- JOB: Locate each line in the records containing "this". Copy it.

Stored entries:
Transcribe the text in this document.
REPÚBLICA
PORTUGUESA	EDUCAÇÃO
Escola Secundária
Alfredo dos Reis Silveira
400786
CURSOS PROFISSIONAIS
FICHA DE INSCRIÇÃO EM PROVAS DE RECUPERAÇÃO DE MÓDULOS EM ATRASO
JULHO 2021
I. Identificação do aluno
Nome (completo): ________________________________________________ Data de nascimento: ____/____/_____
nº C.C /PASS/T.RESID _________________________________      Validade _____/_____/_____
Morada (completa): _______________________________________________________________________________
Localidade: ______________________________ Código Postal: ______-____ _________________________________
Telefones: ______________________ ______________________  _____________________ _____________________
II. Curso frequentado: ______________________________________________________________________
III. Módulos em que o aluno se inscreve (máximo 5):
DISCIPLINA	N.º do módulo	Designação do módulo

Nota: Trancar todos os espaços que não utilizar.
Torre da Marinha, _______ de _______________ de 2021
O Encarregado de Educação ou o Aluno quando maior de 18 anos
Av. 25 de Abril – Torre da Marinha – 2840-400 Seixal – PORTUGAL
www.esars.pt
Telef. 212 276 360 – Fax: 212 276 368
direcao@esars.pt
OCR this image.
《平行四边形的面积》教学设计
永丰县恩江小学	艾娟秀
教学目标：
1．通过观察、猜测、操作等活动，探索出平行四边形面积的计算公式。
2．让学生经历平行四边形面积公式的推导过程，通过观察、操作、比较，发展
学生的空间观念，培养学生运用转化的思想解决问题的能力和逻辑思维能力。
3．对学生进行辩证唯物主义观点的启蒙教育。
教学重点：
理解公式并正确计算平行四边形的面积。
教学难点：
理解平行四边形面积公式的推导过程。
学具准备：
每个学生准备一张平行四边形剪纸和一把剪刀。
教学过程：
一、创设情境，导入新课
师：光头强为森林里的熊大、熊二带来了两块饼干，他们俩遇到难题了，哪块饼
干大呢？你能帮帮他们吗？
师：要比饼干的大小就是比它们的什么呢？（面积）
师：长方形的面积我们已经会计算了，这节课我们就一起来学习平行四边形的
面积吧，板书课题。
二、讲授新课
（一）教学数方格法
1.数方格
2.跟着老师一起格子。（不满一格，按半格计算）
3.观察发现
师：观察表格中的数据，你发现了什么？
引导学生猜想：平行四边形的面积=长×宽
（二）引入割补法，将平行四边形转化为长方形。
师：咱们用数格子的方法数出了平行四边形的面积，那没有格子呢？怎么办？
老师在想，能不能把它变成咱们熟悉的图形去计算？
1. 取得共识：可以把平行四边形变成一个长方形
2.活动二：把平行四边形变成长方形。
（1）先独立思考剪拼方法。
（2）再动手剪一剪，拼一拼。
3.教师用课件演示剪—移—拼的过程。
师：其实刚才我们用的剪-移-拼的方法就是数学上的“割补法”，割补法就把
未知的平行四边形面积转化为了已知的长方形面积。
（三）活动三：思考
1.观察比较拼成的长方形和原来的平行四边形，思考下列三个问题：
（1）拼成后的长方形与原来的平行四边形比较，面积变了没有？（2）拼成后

- COMPLETE ANSWER:
Transcribe the text in this document.
OCR this image.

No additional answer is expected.